* WRITTEN PROBLEM
Provide an exact transcription of all the records.

● ● ● ● ● ● ●

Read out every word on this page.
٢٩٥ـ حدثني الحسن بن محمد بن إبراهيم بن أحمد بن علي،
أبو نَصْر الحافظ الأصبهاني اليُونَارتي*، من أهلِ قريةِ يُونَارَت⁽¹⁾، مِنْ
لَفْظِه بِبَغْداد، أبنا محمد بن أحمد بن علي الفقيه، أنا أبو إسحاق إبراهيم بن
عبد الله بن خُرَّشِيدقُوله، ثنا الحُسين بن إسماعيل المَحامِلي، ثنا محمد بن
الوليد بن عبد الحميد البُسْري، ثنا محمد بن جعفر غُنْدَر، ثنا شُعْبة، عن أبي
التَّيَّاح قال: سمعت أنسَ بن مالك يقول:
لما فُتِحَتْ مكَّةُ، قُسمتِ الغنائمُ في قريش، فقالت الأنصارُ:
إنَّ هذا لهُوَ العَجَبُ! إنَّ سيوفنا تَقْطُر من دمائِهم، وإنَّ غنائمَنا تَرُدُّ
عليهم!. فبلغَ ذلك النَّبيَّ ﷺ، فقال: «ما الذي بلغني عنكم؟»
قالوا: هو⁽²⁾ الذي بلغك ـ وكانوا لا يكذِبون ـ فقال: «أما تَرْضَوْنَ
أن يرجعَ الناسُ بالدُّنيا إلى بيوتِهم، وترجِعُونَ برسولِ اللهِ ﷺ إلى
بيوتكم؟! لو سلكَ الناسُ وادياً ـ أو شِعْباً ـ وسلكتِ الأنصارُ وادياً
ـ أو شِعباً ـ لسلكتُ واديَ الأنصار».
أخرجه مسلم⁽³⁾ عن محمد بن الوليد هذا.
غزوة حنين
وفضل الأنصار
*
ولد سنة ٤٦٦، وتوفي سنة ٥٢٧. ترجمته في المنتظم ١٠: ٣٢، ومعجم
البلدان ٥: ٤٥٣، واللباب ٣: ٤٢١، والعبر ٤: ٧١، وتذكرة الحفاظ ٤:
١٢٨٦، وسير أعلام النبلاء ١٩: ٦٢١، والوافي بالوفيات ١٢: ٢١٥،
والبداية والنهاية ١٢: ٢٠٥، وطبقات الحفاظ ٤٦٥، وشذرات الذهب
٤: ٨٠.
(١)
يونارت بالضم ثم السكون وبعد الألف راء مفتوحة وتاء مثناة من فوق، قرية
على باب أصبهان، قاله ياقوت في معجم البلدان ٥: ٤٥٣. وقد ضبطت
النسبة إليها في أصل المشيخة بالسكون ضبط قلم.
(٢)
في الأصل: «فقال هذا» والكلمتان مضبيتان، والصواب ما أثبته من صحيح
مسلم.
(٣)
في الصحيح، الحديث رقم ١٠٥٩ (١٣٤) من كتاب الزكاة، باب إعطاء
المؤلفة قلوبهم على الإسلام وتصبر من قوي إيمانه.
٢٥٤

● ● ● ● ● ● ●

* COMPLETED EXERCISE
Read out every word on this page.
٢٩٥ـ حدثني الحسن بن محمد بن إبراهيم بن أحمد بن علي،
أبو نَصْر الحافظ الأصبهاني اليُونَارتي*، من أهلِ قريةِ يُونَارَت⁽¹⁾، مِنْ
لَفْظِه بِبَغْداد، أبنا محمد بن أحمد بن علي الفقيه، أنا أبو إسحاق إبراهيم بن
عبد الله بن خُرَّشِيدقُوله، ثنا الحُسين بن إسماعيل المَحامِلي، ثنا محمد بن
الوليد بن عبد الحميد البُسْري، ثنا محمد بن جعفر غُنْدَر، ثنا شُعْبة، عن أبي
التَّيَّاح قال: سمعت أنسَ بن مالك يقول:
لما فُتِحَتْ مكَّةُ، قُسمتِ الغنائمُ في قريش، فقالت الأنصارُ:
إنَّ هذا لهُوَ العَجَبُ! إنَّ سيوفنا تَقْطُر من دمائِهم، وإنَّ غنائمَنا تَرُدُّ
عليهم!. فبلغَ ذلك النَّبيَّ ﷺ، فقال: «ما الذي بلغني عنكم؟»
قالوا: هو⁽²⁾ الذي بلغك ـ وكانوا لا يكذِبون ـ فقال: «أما تَرْضَوْنَ
أن يرجعَ الناسُ بالدُّنيا إلى بيوتِهم، وترجِعُونَ برسولِ اللهِ ﷺ إلى
بيوتكم؟! لو سلكَ الناسُ وادياً ـ أو شِعْباً ـ وسلكتِ الأنصارُ وادياً
ـ أو شِعباً ـ لسلكتُ واديَ الأنصار».
أخرجه مسلم⁽³⁾ عن محمد بن الوليد هذا.
غزوة حنين
وفضل الأنصار
*
ولد سنة ٤٦٦، وتوفي سنة ٥٢٧. ترجمته في المنتظم ١٠: ٣٢، ومعجم
البلدان ٥: ٤٥٣، واللباب ٣: ٤٢١، والعبر ٤: ٧١، وتذكرة الحفاظ ٤:
١٢٨٦، وسير أعلام النبلاء ١٩: ٦٢١، والوافي بالوفيات ١٢: ٢١٥،
والبداية والنهاية ١٢: ٢٠٥، وطبقات الحفاظ ٤٦٥، وشذرات الذهب
٤: ٨٠.
(١)
يونارت بالضم ثم السكون وبعد الألف راء مفتوحة وتاء مثناة من فوق، قرية
على باب أصبهان، قاله ياقوت في معجم البلدان ٥: ٤٥٣. وقد ضبطت
النسبة إليها في أصل المشيخة بالسكون ضبط قلم.
(٢)
في الأصل: «فقال هذا» والكلمتان مضبيتان، والصواب ما أثبته من صحيح
مسلم.
(٣)
في الصحيح، الحديث رقم ١٠٥٩ (١٣٤) من كتاب الزكاة، باب إعطاء
المؤلفة قلوبهم على الإسلام وتصبر من قوي إيمانه.
٢٥٤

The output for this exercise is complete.